(Records from a dataset)

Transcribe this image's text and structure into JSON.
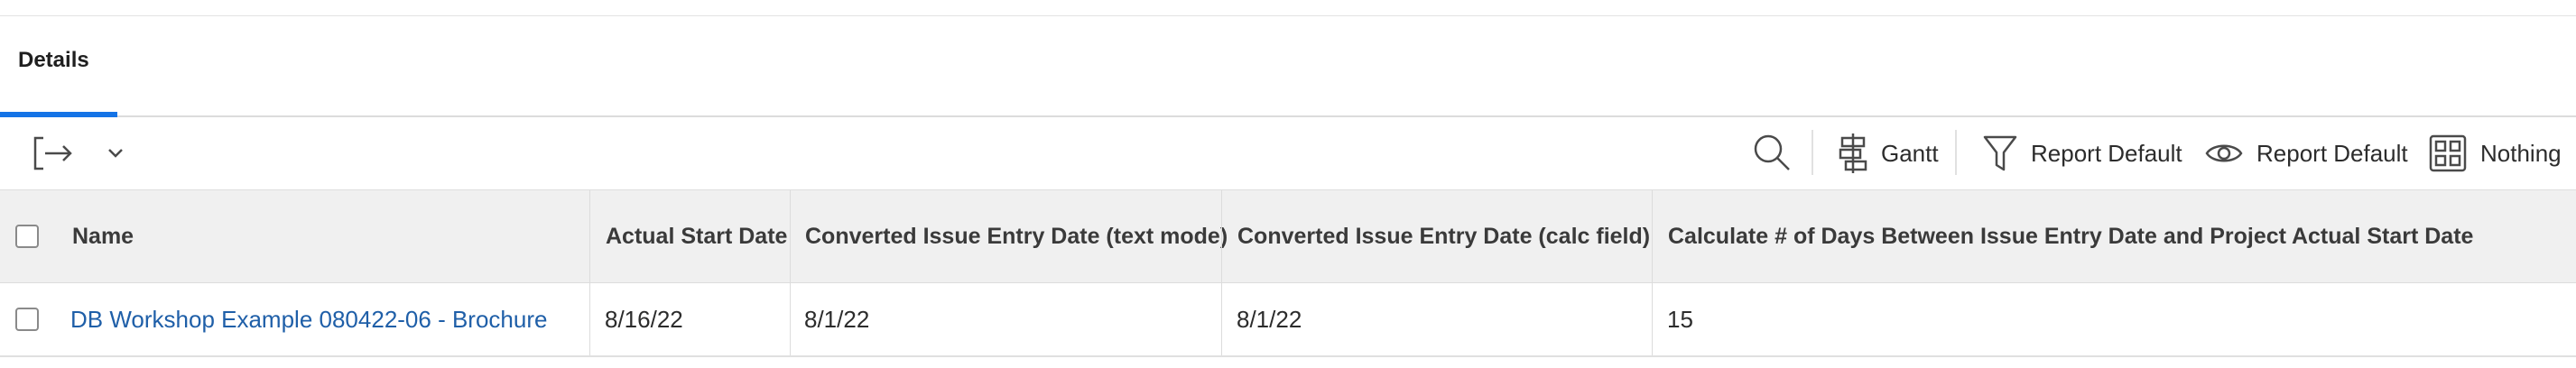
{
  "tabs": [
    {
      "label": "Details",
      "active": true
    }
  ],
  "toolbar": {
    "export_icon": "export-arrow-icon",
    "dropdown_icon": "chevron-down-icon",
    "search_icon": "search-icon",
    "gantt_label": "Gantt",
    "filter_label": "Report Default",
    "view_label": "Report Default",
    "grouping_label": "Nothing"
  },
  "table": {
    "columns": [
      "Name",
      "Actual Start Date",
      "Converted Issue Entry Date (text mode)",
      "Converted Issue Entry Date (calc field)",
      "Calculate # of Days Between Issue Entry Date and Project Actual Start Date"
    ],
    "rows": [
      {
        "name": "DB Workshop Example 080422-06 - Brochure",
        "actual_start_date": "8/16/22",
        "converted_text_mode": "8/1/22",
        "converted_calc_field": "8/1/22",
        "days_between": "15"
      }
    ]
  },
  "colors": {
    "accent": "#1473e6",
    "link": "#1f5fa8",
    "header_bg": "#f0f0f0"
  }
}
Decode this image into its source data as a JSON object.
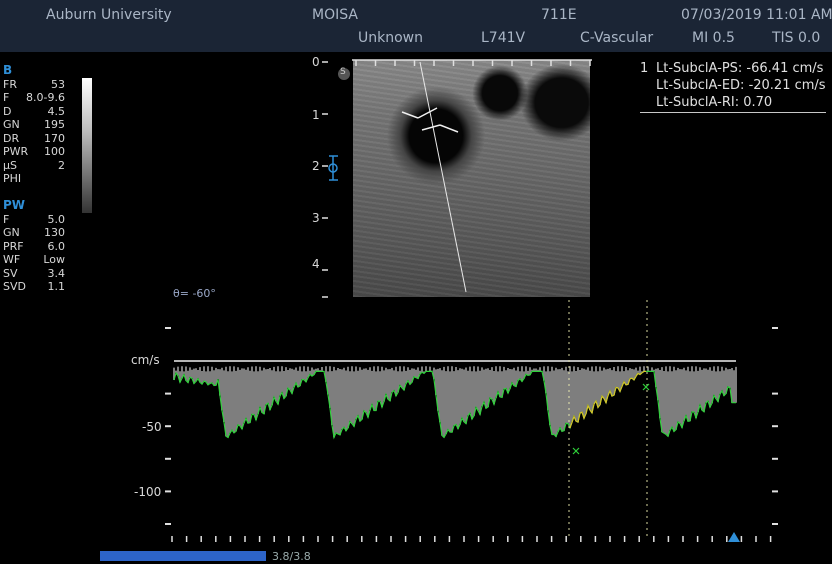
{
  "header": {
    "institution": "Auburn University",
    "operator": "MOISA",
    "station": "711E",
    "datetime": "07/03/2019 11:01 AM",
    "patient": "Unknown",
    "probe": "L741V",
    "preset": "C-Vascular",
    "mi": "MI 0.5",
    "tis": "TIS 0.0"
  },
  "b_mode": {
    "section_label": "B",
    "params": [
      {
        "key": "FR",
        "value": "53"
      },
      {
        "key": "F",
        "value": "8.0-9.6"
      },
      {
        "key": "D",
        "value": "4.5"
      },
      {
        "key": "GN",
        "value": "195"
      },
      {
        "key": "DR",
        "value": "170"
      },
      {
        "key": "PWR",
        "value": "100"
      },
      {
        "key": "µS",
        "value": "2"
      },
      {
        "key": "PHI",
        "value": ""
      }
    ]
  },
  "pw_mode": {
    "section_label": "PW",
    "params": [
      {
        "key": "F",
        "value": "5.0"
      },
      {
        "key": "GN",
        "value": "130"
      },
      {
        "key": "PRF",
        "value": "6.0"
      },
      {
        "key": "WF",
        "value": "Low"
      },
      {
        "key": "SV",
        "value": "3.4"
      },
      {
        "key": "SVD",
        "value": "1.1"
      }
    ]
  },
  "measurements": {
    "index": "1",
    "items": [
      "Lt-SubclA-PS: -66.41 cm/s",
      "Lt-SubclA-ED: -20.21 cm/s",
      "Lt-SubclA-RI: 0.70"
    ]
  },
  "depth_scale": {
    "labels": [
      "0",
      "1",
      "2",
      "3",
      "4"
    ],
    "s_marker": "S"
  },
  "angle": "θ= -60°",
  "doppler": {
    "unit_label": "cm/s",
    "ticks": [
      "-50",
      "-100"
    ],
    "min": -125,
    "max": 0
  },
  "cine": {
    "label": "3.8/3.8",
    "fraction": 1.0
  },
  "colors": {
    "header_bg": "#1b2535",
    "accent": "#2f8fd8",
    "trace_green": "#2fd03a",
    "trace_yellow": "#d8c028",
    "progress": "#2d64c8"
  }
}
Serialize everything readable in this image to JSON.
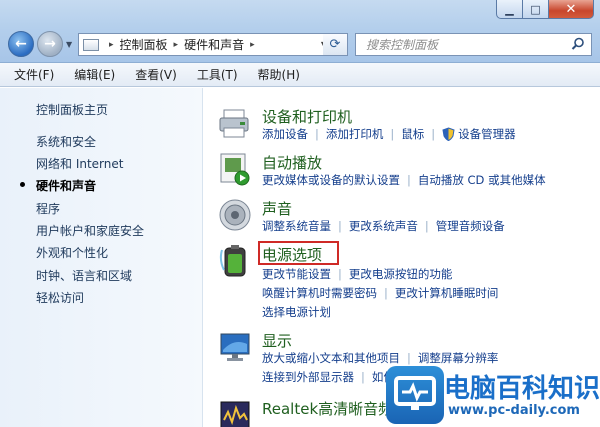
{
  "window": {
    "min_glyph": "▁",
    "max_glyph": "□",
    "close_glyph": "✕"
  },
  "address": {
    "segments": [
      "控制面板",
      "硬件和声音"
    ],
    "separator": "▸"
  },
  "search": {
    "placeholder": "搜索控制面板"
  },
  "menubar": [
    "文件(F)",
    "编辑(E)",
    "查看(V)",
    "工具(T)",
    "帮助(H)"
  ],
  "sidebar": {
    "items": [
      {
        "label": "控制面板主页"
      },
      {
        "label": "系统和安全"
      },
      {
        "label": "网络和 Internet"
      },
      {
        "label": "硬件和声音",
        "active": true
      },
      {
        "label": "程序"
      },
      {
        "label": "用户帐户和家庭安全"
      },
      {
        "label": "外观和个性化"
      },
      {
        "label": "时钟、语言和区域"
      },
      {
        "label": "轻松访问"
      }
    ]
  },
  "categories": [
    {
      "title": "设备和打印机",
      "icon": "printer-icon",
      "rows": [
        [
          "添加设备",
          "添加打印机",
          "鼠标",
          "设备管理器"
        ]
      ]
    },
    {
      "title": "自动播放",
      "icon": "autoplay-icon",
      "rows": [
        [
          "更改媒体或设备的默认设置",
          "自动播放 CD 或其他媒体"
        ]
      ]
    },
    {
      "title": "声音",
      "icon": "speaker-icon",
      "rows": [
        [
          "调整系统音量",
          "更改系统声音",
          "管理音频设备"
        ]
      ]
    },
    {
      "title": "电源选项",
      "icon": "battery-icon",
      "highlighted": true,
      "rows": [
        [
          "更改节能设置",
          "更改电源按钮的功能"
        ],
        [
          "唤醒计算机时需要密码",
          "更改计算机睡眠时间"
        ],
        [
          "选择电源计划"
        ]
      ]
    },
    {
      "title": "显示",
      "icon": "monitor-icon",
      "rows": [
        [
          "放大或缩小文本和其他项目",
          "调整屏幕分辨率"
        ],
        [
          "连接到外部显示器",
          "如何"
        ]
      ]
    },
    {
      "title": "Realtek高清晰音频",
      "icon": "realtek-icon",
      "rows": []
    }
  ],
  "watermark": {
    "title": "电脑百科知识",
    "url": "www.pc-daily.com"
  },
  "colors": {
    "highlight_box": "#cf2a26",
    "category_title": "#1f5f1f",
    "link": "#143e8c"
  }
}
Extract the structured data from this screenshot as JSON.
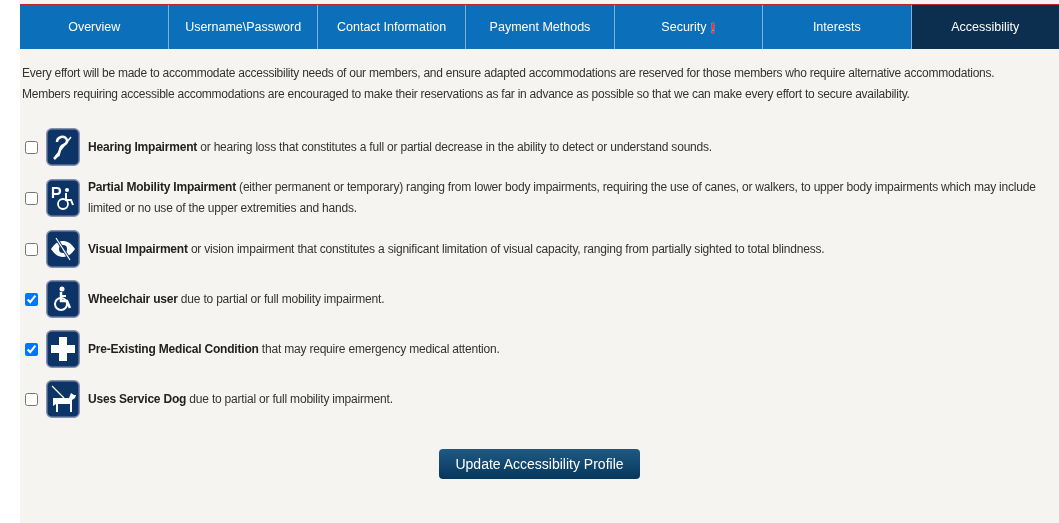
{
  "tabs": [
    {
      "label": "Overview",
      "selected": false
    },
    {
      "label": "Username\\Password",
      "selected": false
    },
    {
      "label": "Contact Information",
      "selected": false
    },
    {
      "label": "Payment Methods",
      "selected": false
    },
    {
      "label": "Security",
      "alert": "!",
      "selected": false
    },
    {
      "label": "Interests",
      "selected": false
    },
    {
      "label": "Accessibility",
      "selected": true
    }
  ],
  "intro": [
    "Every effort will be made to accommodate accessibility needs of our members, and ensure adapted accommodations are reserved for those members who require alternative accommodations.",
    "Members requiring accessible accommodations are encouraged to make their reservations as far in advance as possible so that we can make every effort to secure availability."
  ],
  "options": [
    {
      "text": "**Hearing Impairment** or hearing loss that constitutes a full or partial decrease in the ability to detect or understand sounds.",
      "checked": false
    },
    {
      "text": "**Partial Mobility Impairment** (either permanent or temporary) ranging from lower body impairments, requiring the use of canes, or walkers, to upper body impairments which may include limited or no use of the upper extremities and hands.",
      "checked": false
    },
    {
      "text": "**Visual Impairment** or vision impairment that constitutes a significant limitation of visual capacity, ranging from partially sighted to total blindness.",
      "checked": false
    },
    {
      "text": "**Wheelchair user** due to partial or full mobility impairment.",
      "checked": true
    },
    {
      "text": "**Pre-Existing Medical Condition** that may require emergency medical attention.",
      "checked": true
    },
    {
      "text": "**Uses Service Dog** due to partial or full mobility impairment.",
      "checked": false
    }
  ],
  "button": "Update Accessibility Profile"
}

...

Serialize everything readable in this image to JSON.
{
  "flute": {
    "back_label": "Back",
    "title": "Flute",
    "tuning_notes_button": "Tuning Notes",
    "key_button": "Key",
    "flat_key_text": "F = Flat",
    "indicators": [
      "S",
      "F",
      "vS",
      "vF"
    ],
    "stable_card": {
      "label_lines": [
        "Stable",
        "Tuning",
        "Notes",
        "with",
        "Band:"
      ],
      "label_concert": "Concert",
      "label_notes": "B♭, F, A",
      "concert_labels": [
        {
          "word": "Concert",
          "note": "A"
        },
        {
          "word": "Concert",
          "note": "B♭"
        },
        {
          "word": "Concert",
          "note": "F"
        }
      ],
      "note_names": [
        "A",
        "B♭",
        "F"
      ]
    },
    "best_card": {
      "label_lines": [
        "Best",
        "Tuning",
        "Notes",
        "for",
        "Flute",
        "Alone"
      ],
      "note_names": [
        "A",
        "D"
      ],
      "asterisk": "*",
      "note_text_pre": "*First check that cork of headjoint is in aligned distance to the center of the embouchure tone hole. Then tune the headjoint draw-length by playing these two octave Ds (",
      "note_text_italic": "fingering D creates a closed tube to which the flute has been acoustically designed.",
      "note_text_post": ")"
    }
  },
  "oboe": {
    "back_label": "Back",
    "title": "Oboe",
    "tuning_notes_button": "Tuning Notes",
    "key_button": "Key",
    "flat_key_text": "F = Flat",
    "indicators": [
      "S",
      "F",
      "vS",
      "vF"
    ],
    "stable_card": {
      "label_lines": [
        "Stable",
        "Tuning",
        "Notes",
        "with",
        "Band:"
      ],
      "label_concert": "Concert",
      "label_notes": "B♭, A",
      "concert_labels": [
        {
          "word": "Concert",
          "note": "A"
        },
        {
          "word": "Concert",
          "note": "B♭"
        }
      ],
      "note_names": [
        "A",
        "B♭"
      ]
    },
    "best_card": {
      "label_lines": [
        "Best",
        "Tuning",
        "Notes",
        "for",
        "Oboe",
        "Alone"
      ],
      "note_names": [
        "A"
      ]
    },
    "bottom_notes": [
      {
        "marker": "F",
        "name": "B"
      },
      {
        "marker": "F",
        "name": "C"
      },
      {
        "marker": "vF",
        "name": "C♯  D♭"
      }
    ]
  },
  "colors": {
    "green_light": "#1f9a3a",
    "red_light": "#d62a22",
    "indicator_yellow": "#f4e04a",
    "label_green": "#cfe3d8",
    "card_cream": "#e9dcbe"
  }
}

* * *

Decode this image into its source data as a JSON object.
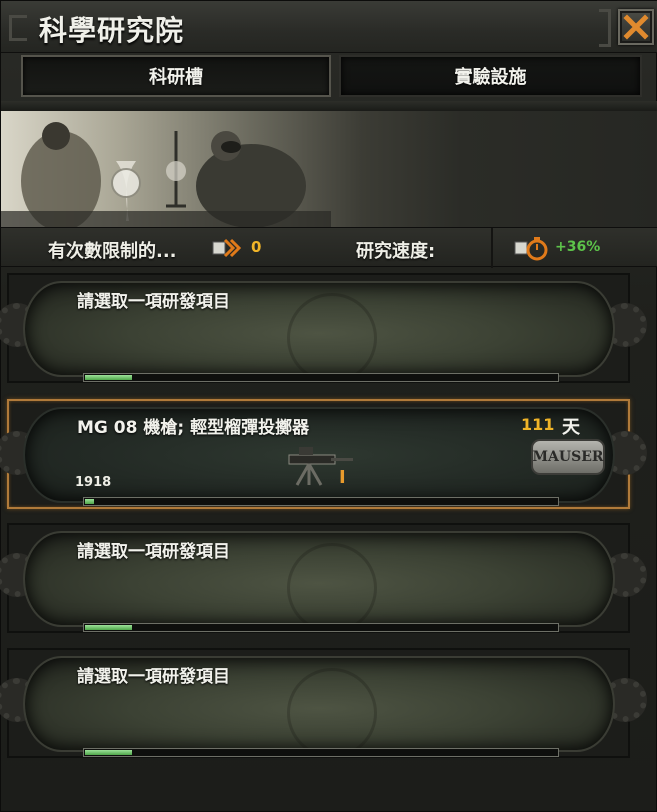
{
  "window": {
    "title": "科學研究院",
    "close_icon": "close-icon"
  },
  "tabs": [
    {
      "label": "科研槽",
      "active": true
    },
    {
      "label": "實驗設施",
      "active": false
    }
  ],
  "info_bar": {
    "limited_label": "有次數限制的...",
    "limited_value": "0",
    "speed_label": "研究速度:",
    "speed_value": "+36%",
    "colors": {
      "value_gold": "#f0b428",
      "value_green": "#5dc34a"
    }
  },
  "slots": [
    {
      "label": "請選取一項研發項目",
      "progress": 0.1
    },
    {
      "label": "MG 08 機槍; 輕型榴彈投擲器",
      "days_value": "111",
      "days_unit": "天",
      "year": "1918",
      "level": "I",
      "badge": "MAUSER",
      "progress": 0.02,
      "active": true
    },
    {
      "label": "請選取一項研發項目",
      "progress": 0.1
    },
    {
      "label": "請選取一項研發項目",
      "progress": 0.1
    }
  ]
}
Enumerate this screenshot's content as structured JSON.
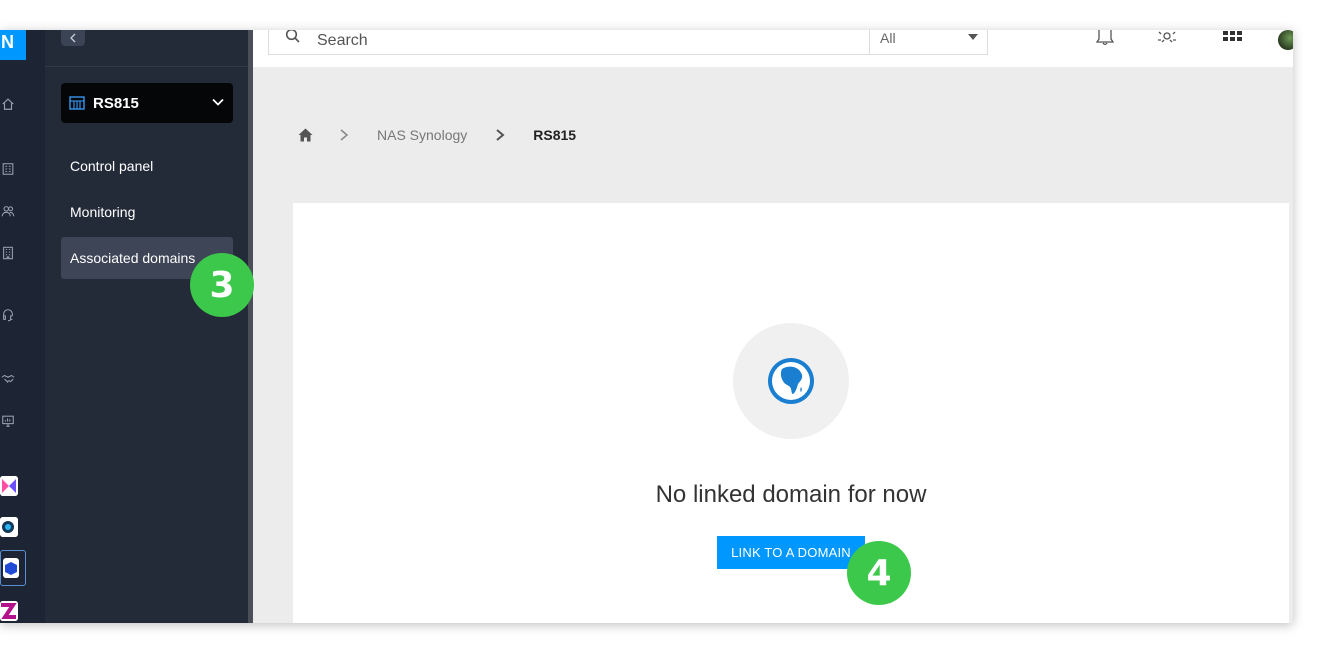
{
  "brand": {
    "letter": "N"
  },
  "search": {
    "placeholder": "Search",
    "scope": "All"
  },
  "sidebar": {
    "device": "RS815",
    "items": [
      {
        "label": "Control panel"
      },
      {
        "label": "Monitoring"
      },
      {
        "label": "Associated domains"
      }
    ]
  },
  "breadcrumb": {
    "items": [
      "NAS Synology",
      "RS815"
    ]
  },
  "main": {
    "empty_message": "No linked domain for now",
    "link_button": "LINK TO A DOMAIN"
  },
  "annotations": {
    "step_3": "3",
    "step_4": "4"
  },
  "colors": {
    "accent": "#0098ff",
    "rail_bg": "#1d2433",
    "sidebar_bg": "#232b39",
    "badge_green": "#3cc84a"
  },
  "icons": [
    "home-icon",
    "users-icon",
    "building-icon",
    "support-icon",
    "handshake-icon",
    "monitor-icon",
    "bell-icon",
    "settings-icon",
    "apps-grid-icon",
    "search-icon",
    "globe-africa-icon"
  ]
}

Work required -
Collect each line holding the string "accent".

Exercise solution -
    "accent": "#1473e6",
    "accent": "#2f8fd8",
    "accent": "#0098ff",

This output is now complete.